Records contained in a dataset
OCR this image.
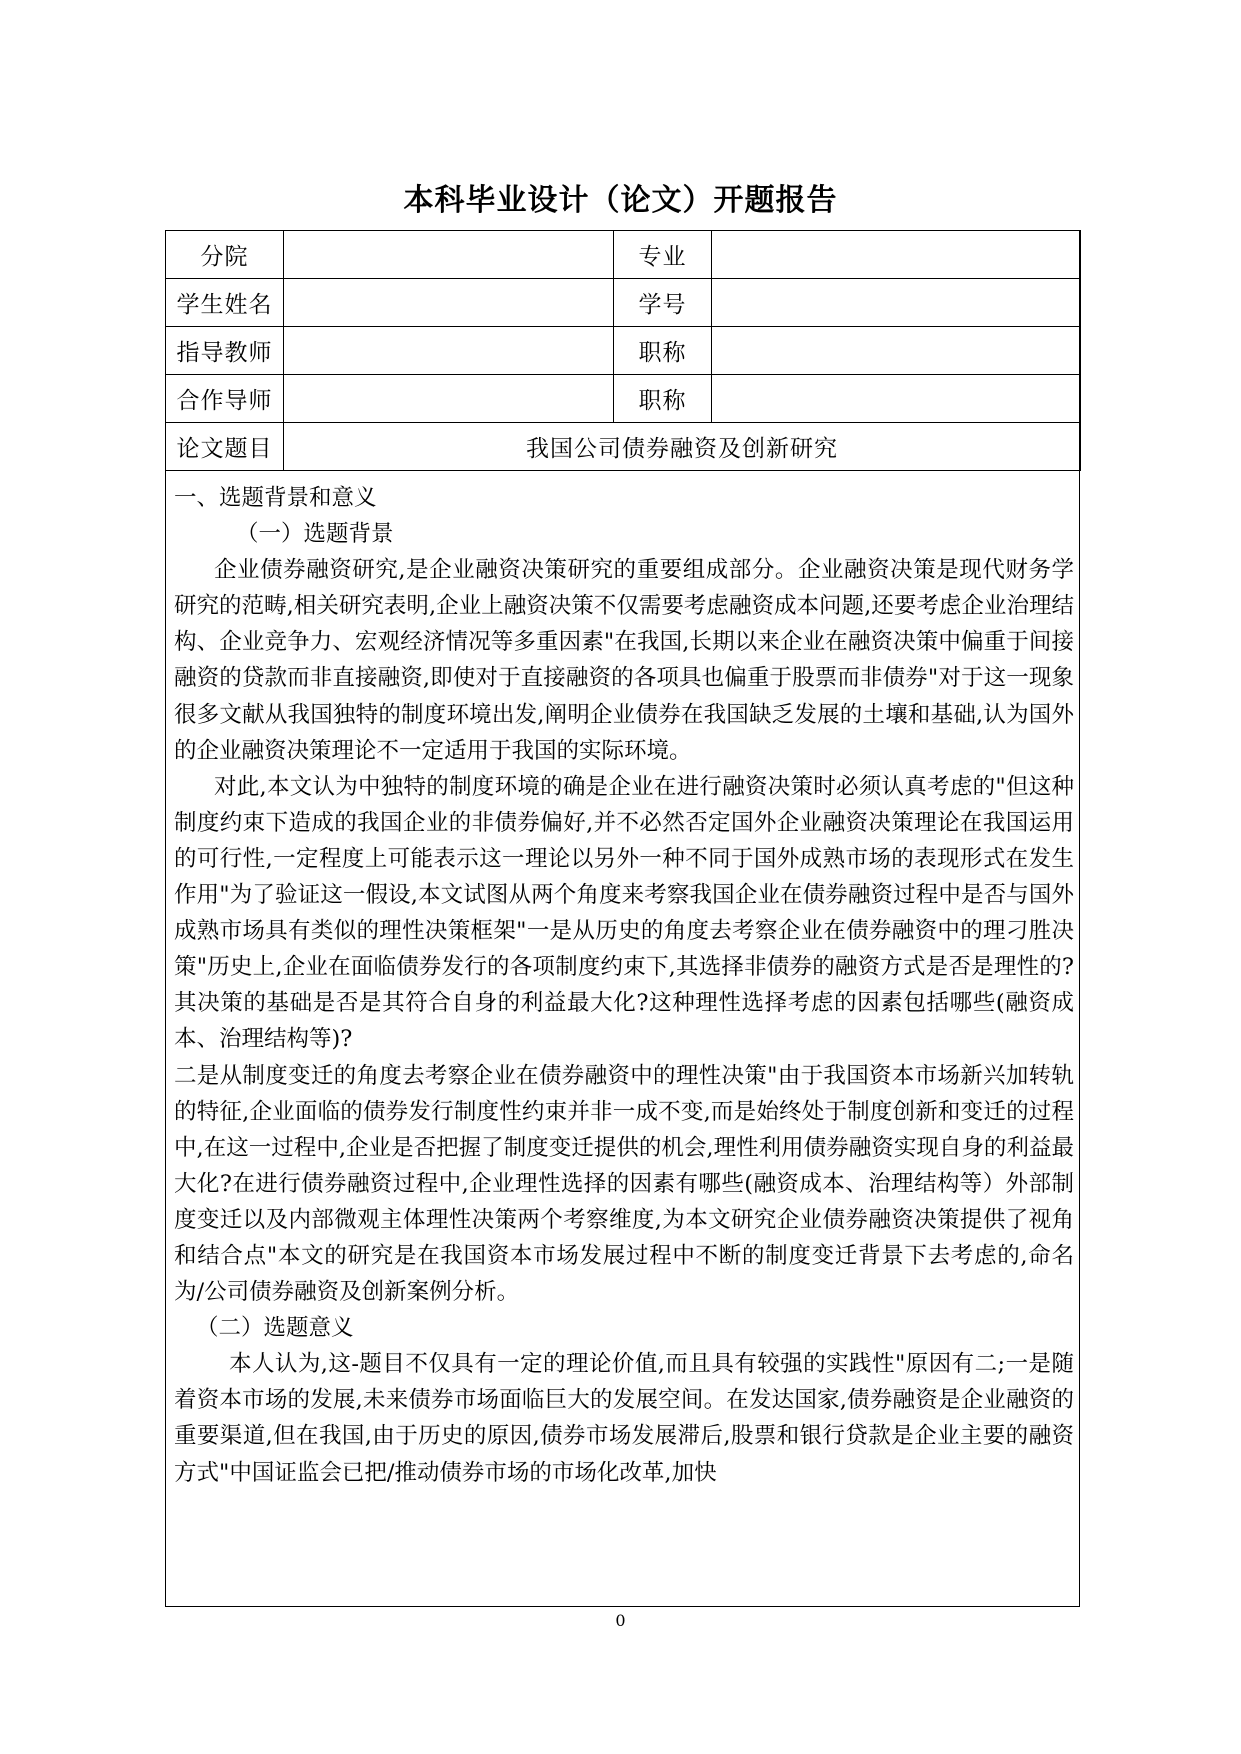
本科毕业设计（论文）开题报告
分院		专业	
学生姓名		学号	
指导教师		职称	
合作导师		职称	
论文题目	我国公司债券融资及创新研究		

一、选题背景和意义

（一）选题背景

企业债券融资研究,是企业融资决策研究的重要组成部分。企业融资决策是现代财务学研究的范畴,相关研究表明,企业上融资决策不仅需要考虑融资成本问题,还要考虑企业治理结构、企业竞争力、宏观经济情况等多重因素"在我国,长期以来企业在融资决策中偏重于间接融资的贷款而非直接融资,即使对于直接融资的各项具也偏重于股票而非债券"对于这一现象很多文献从我国独特的制度环境出发,阐明企业债券在我国缺乏发展的土壤和基础,认为国外的企业融资决策理论不一定适用于我国的实际环境。

对此,本文认为中独特的制度环境的确是企业在进行融资决策时必须认真考虑的"但这种制度约束下造成的我国企业的非债券偏好,并不必然否定国外企业融资决策理论在我国运用的可行性,一定程度上可能表示这一理论以另外一种不同于国外成熟市场的表现形式在发生作用"为了验证这一假设,本文试图从两个角度来考察我国企业在债券融资过程中是否与国外成熟市场具有类似的理性决策框架"一是从历史的角度去考察企业在债券融资中的理刁胜决策"历史上,企业在面临债券发行的各项制度约束下,其选择非债券的融资方式是否是理性的?其决策的基础是否是其符合自身的利益最大化?这种理性选择考虑的因素包括哪些(融资成本、治理结构等)?

二是从制度变迁的角度去考察企业在债券融资中的理性决策"由于我国资本市场新兴加转轨的特征,企业面临的债券发行制度性约束并非一成不变,而是始终处于制度创新和变迁的过程中,在这一过程中,企业是否把握了制度变迁提供的机会,理性利用债券融资实现自身的利益最大化?在进行债券融资过程中,企业理性选择的因素有哪些(融资成本、治理结构等）外部制度变迁以及内部微观主体理性决策两个考察维度,为本文研究企业债券融资决策提供了视角和结合点"本文的研究是在我国资本市场发展过程中不断的制度变迁背景下去考虑的,命名为/公司债券融资及创新案例分析。

（二）选题意义

本人认为,这-题目不仅具有一定的理论价值,而且具有较强的实践性"原因有二;一是随着资本市场的发展,未来债券市场面临巨大的发展空间。在发达国家,债券融资是企业融资的重要渠道,但在我国,由于历史的原因,债券市场发展滞后,股票和银行贷款是企业主要的融资方式"中国证监会已把/推动债券市场的市场化改革,加快

0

▶ _THE PROBLEM_:
Show the lines of the records that contain the word "治理结构等".

▶ _RESULT BELOW_:
对此,本文认为中独特的制度环境的确是企业在进行融资决策时必须认真考虑的"但这种制度约束下造成的我国企业的非债券偏好,并不必然否定国外企业融资决策理论在我国运用的可行性,一定程度上可能表示这一理论以另外一种不同于国外成熟市场的表现形式在发生作用"为了验证这一假设,本文试图从两个角度来考察我国企业在债券融资过程中是否与国外成熟市场具有类似的理性决策框架"一是从历史的角度去考察企业在债券融资中的理刁胜决策"历史上,企业在面临债券发行的各项制度约束下,其选择非债券的融资方式是否是理性的?其决策的基础是否是其符合自身的利益最大化?这种理性选择考虑的因素包括哪些(融资成本、治理结构等)?
二是从制度变迁的角度去考察企业在债券融资中的理性决策"由于我国资本市场新兴加转轨的特征,企业面临的债券发行制度性约束并非一成不变,而是始终处于制度创新和变迁的过程中,在这一过程中,企业是否把握了制度变迁提供的机会,理性利用债券融资实现自身的利益最大化?在进行债券融资过程中,企业理性选择的因素有哪些(融资成本、治理结构等）外部制度变迁以及内部微观主体理性决策两个考察维度,为本文研究企业债券融资决策提供了视角和结合点"本文的研究是在我国资本市场发展过程中不断的制度变迁背景下去考虑的,命名为/公司债券融资及创新案例分析。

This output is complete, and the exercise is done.